◆ **SOURCE EXTRACT**
* * *

[Haskell-cafe] Re: Are there performant mutable Arrays in Haskell?

Don Stewart dons at galois.com
Tue Mar 24 12:50:38 EDT 2009


barsoap:
> "Brettschneider, Matthias" <Brettschneider at hs-albsig.de> wrote:
> 
> > Thx for your hints, I played around with them and the performance
> > gets slightly better. But the major boost is still missing :) 
> > 
> > I noticed, that one real bottleneck seems to be the conversion of the
> > array back into a list. The interesting part is, if I use the elems
> > function (Data.Array.Base) the performance is about 4x better then
> > with my own function. So I thought, I write my own version of elems,
> > (that just converts a part of the array to a list) and I fall back
> > into the same performance as my first approach.

* * *

◆ **RECORDED DATA**
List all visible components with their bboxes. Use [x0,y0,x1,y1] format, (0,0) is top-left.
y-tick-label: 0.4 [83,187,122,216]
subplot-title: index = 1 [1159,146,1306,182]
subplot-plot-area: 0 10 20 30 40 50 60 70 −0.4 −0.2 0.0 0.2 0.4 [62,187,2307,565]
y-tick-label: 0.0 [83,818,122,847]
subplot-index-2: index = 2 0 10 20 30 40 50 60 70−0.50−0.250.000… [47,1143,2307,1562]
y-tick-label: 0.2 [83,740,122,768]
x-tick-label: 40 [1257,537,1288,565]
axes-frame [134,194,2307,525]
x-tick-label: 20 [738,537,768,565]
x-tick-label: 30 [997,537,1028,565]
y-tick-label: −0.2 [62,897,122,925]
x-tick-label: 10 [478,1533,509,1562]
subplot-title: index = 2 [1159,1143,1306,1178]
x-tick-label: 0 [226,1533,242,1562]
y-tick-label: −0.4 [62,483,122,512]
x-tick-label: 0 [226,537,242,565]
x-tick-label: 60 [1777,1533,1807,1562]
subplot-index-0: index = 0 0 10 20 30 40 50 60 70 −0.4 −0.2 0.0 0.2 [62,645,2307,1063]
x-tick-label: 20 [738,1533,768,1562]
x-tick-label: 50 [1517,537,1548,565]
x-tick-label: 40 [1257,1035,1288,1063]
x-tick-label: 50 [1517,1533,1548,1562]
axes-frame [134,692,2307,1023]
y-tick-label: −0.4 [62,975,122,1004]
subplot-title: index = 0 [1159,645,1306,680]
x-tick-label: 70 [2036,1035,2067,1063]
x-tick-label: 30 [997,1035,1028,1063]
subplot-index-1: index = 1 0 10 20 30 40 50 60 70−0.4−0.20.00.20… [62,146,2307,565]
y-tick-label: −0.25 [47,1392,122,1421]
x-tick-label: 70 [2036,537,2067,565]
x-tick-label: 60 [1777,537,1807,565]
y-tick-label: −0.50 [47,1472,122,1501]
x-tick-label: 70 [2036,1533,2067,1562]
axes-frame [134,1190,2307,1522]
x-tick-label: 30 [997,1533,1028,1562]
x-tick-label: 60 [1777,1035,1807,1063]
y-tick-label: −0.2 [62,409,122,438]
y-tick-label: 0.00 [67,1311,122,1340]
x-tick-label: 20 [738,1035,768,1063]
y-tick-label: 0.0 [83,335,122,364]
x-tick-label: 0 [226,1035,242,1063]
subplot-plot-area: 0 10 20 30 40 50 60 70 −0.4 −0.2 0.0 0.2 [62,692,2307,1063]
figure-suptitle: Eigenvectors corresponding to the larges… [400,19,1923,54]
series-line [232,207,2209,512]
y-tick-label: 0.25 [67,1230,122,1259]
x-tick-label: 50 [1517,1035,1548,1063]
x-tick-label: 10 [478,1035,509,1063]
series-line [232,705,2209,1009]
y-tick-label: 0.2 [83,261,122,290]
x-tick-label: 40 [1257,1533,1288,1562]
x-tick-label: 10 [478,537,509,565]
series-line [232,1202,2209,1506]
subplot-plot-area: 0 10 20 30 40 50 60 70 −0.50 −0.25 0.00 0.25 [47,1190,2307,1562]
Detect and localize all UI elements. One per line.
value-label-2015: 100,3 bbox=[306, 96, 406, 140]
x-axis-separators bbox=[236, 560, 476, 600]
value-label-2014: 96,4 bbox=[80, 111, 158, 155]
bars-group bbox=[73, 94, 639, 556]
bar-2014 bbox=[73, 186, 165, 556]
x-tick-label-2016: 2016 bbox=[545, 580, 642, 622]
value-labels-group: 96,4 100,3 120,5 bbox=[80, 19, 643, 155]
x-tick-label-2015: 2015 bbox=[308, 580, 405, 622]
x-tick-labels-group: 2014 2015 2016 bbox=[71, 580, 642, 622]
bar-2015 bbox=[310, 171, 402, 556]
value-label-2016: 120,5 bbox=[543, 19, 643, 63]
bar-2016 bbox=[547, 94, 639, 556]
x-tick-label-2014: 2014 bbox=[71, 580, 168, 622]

* * *

◆ **TASKS TO PERFORM**
A. Please rewrite the paragraph of the Haskell-cafe post beginning "I noticed, that one real bottleneck" as a short bulleted list that keeps its main facts.
B. Carry on writing the Haskell-cafe post from its last line.
The material has no connection to the Haskell-cafe post.

◆ **RESPONSES TO THE TASKS**
A.
- Converting the array back into a list appears to be a real bottleneck.
- Using the elems function (Data.Array.Base) gives about 4x better performance than the writer's own conversion function.
- A custom version of elems that converts only part of the array to a list performs the same as the writer's first approach.

B.
> > 
> > To make a long story short, here is the library code: 
> > elems arr = case bounds arr of
> >       (_l, _u) -> [unsafeAt arr i | i <- [0 .. numElements arr - 1]
> > 
> > And my version:
> > boundedElems arr = case bounds arr of
> >       (_l, _u) -> [unsafeAt arr i | i <- [1737 .. 1752]]
> > 
> > Is there a reason, why the library version is 4 times faster, than
> > mine?
> >
> Uhhhmmm... I've got no idea. But as the list is constructed lazily, you
> shouldn't expect a real speedup by being lazy manually, anyway. You
> might want to try the stream-fusion list implementation of lists, or
> get rid of lists, alltogether.

Yes, avoid constructing the list, if you're not doing that in C.